Can you print the data exactly and leave out each image?

-- Start of Exercise data --

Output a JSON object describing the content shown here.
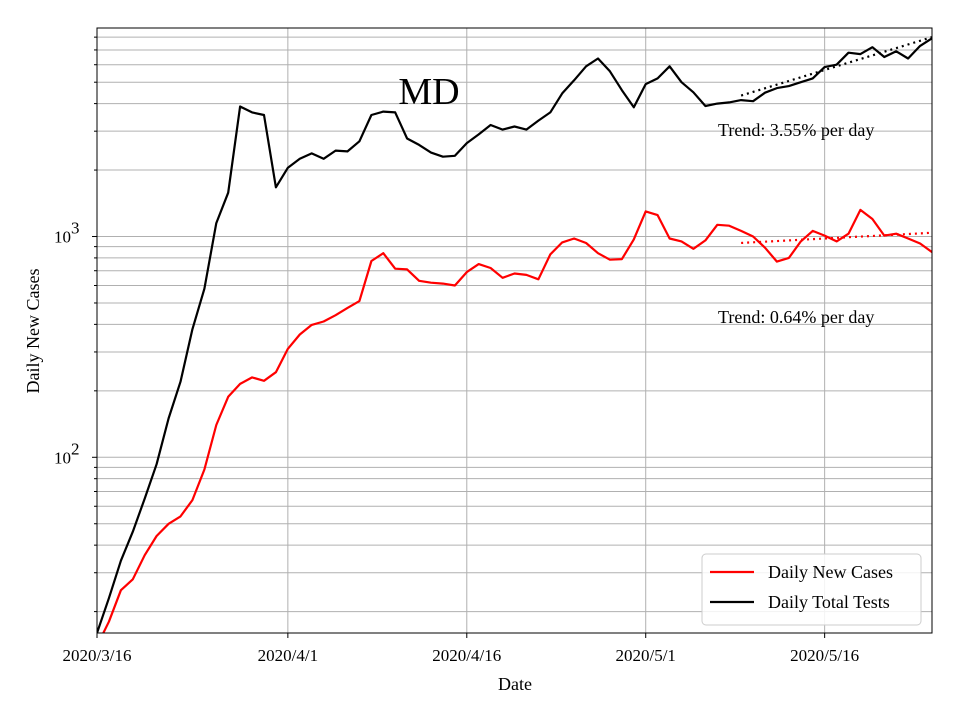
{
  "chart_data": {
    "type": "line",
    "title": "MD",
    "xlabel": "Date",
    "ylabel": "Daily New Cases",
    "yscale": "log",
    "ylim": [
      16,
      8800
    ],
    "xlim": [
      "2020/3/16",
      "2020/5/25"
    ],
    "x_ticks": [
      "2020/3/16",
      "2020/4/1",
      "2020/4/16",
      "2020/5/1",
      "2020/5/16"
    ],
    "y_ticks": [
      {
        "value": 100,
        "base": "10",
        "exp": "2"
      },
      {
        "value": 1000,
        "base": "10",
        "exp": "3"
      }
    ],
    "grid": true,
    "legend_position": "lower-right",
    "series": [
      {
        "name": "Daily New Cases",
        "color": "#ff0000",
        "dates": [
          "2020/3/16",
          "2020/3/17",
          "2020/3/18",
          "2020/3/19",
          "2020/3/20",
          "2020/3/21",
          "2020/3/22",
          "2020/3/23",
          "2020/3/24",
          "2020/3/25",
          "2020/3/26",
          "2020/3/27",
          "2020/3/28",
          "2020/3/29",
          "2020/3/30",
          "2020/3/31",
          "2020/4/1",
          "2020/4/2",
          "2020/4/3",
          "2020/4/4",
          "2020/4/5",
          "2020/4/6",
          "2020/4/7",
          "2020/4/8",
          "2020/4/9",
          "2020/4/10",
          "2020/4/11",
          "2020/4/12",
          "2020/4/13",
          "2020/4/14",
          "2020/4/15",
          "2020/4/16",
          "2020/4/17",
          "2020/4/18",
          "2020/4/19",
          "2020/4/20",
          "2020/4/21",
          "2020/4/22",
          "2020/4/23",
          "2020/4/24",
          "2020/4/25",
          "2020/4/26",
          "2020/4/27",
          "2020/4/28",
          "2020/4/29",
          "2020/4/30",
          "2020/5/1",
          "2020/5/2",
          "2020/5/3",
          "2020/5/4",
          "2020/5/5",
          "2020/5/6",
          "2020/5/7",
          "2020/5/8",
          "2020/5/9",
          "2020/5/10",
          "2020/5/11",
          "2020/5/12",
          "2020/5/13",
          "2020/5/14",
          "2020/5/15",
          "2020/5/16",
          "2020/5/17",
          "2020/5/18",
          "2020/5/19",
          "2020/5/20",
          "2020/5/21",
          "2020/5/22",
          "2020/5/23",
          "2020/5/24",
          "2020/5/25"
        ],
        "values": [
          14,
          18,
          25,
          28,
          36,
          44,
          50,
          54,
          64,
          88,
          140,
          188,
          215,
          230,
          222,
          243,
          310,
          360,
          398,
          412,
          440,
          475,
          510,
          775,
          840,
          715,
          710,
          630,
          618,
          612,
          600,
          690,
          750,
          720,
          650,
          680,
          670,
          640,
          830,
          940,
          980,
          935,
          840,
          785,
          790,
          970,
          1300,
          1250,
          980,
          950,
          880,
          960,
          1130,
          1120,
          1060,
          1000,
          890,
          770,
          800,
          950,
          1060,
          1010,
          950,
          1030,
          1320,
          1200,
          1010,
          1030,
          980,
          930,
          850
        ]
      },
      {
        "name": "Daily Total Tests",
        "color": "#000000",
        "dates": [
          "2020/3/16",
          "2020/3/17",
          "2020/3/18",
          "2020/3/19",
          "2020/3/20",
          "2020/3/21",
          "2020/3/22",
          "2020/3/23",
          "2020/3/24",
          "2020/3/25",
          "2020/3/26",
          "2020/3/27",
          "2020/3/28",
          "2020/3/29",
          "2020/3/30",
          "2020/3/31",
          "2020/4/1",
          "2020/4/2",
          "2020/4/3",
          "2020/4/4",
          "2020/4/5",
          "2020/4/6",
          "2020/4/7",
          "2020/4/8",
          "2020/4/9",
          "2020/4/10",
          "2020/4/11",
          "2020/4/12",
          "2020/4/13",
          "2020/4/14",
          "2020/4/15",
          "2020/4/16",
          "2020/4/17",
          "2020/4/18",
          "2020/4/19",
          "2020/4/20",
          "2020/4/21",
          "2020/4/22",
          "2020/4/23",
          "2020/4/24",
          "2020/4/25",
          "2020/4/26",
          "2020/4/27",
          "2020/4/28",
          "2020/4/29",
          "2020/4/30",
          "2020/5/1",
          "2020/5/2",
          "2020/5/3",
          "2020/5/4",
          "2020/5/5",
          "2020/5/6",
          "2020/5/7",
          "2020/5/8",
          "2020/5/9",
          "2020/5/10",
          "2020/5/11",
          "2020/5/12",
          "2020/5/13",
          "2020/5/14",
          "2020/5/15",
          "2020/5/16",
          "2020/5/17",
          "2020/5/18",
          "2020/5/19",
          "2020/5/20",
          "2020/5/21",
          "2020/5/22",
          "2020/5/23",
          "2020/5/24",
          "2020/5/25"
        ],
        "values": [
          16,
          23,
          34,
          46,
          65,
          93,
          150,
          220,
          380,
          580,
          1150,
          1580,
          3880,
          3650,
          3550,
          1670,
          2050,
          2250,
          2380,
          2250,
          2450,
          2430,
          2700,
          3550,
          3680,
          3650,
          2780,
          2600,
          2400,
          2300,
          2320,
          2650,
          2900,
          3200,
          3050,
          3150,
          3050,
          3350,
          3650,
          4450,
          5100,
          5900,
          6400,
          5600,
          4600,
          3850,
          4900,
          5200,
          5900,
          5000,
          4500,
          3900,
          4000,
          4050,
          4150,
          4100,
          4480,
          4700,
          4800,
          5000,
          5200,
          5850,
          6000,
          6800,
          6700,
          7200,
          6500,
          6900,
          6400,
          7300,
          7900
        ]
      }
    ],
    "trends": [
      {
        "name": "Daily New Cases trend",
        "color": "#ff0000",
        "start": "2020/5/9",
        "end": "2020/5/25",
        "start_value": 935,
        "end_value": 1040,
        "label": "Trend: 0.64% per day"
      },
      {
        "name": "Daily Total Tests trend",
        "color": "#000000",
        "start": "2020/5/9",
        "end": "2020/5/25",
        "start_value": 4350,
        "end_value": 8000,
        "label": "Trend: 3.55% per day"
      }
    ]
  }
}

-- End of Exercise data --

**Completed task:**
Output a JSON object describing the content shown here.
{
  "chart_data": {
    "type": "line",
    "title": "MD",
    "xlabel": "Date",
    "ylabel": "Daily New Cases",
    "yscale": "log",
    "ylim": [
      16,
      8800
    ],
    "xlim": [
      "2020/3/16",
      "2020/5/25"
    ],
    "x_ticks": [
      "2020/3/16",
      "2020/4/1",
      "2020/4/16",
      "2020/5/1",
      "2020/5/16"
    ],
    "y_ticks": [
      {
        "value": 100,
        "base": "10",
        "exp": "2"
      },
      {
        "value": 1000,
        "base": "10",
        "exp": "3"
      }
    ],
    "grid": true,
    "legend_position": "lower-right",
    "series": [
      {
        "name": "Daily New Cases",
        "color": "#ff0000",
        "dates": [
          "2020/3/16",
          "2020/3/17",
          "2020/3/18",
          "2020/3/19",
          "2020/3/20",
          "2020/3/21",
          "2020/3/22",
          "2020/3/23",
          "2020/3/24",
          "2020/3/25",
          "2020/3/26",
          "2020/3/27",
          "2020/3/28",
          "2020/3/29",
          "2020/3/30",
          "2020/3/31",
          "2020/4/1",
          "2020/4/2",
          "2020/4/3",
          "2020/4/4",
          "2020/4/5",
          "2020/4/6",
          "2020/4/7",
          "2020/4/8",
          "2020/4/9",
          "2020/4/10",
          "2020/4/11",
          "2020/4/12",
          "2020/4/13",
          "2020/4/14",
          "2020/4/15",
          "2020/4/16",
          "2020/4/17",
          "2020/4/18",
          "2020/4/19",
          "2020/4/20",
          "2020/4/21",
          "2020/4/22",
          "2020/4/23",
          "2020/4/24",
          "2020/4/25",
          "2020/4/26",
          "2020/4/27",
          "2020/4/28",
          "2020/4/29",
          "2020/4/30",
          "2020/5/1",
          "2020/5/2",
          "2020/5/3",
          "2020/5/4",
          "2020/5/5",
          "2020/5/6",
          "2020/5/7",
          "2020/5/8",
          "2020/5/9",
          "2020/5/10",
          "2020/5/11",
          "2020/5/12",
          "2020/5/13",
          "2020/5/14",
          "2020/5/15",
          "2020/5/16",
          "2020/5/17",
          "2020/5/18",
          "2020/5/19",
          "2020/5/20",
          "2020/5/21",
          "2020/5/22",
          "2020/5/23",
          "2020/5/24",
          "2020/5/25"
        ],
        "values": [
          14,
          18,
          25,
          28,
          36,
          44,
          50,
          54,
          64,
          88,
          140,
          188,
          215,
          230,
          222,
          243,
          310,
          360,
          398,
          412,
          440,
          475,
          510,
          775,
          840,
          715,
          710,
          630,
          618,
          612,
          600,
          690,
          750,
          720,
          650,
          680,
          670,
          640,
          830,
          940,
          980,
          935,
          840,
          785,
          790,
          970,
          1300,
          1250,
          980,
          950,
          880,
          960,
          1130,
          1120,
          1060,
          1000,
          890,
          770,
          800,
          950,
          1060,
          1010,
          950,
          1030,
          1320,
          1200,
          1010,
          1030,
          980,
          930,
          850
        ]
      },
      {
        "name": "Daily Total Tests",
        "color": "#000000",
        "dates": [
          "2020/3/16",
          "2020/3/17",
          "2020/3/18",
          "2020/3/19",
          "2020/3/20",
          "2020/3/21",
          "2020/3/22",
          "2020/3/23",
          "2020/3/24",
          "2020/3/25",
          "2020/3/26",
          "2020/3/27",
          "2020/3/28",
          "2020/3/29",
          "2020/3/30",
          "2020/3/31",
          "2020/4/1",
          "2020/4/2",
          "2020/4/3",
          "2020/4/4",
          "2020/4/5",
          "2020/4/6",
          "2020/4/7",
          "2020/4/8",
          "2020/4/9",
          "2020/4/10",
          "2020/4/11",
          "2020/4/12",
          "2020/4/13",
          "2020/4/14",
          "2020/4/15",
          "2020/4/16",
          "2020/4/17",
          "2020/4/18",
          "2020/4/19",
          "2020/4/20",
          "2020/4/21",
          "2020/4/22",
          "2020/4/23",
          "2020/4/24",
          "2020/4/25",
          "2020/4/26",
          "2020/4/27",
          "2020/4/28",
          "2020/4/29",
          "2020/4/30",
          "2020/5/1",
          "2020/5/2",
          "2020/5/3",
          "2020/5/4",
          "2020/5/5",
          "2020/5/6",
          "2020/5/7",
          "2020/5/8",
          "2020/5/9",
          "2020/5/10",
          "2020/5/11",
          "2020/5/12",
          "2020/5/13",
          "2020/5/14",
          "2020/5/15",
          "2020/5/16",
          "2020/5/17",
          "2020/5/18",
          "2020/5/19",
          "2020/5/20",
          "2020/5/21",
          "2020/5/22",
          "2020/5/23",
          "2020/5/24",
          "2020/5/25"
        ],
        "values": [
          16,
          23,
          34,
          46,
          65,
          93,
          150,
          220,
          380,
          580,
          1150,
          1580,
          3880,
          3650,
          3550,
          1670,
          2050,
          2250,
          2380,
          2250,
          2450,
          2430,
          2700,
          3550,
          3680,
          3650,
          2780,
          2600,
          2400,
          2300,
          2320,
          2650,
          2900,
          3200,
          3050,
          3150,
          3050,
          3350,
          3650,
          4450,
          5100,
          5900,
          6400,
          5600,
          4600,
          3850,
          4900,
          5200,
          5900,
          5000,
          4500,
          3900,
          4000,
          4050,
          4150,
          4100,
          4480,
          4700,
          4800,
          5000,
          5200,
          5850,
          6000,
          6800,
          6700,
          7200,
          6500,
          6900,
          6400,
          7300,
          7900
        ]
      }
    ],
    "trends": [
      {
        "name": "Daily New Cases trend",
        "color": "#ff0000",
        "start": "2020/5/9",
        "end": "2020/5/25",
        "start_value": 935,
        "end_value": 1040,
        "label": "Trend: 0.64% per day"
      },
      {
        "name": "Daily Total Tests trend",
        "color": "#000000",
        "start": "2020/5/9",
        "end": "2020/5/25",
        "start_value": 4350,
        "end_value": 8000,
        "label": "Trend: 3.55% per day"
      }
    ]
  }
}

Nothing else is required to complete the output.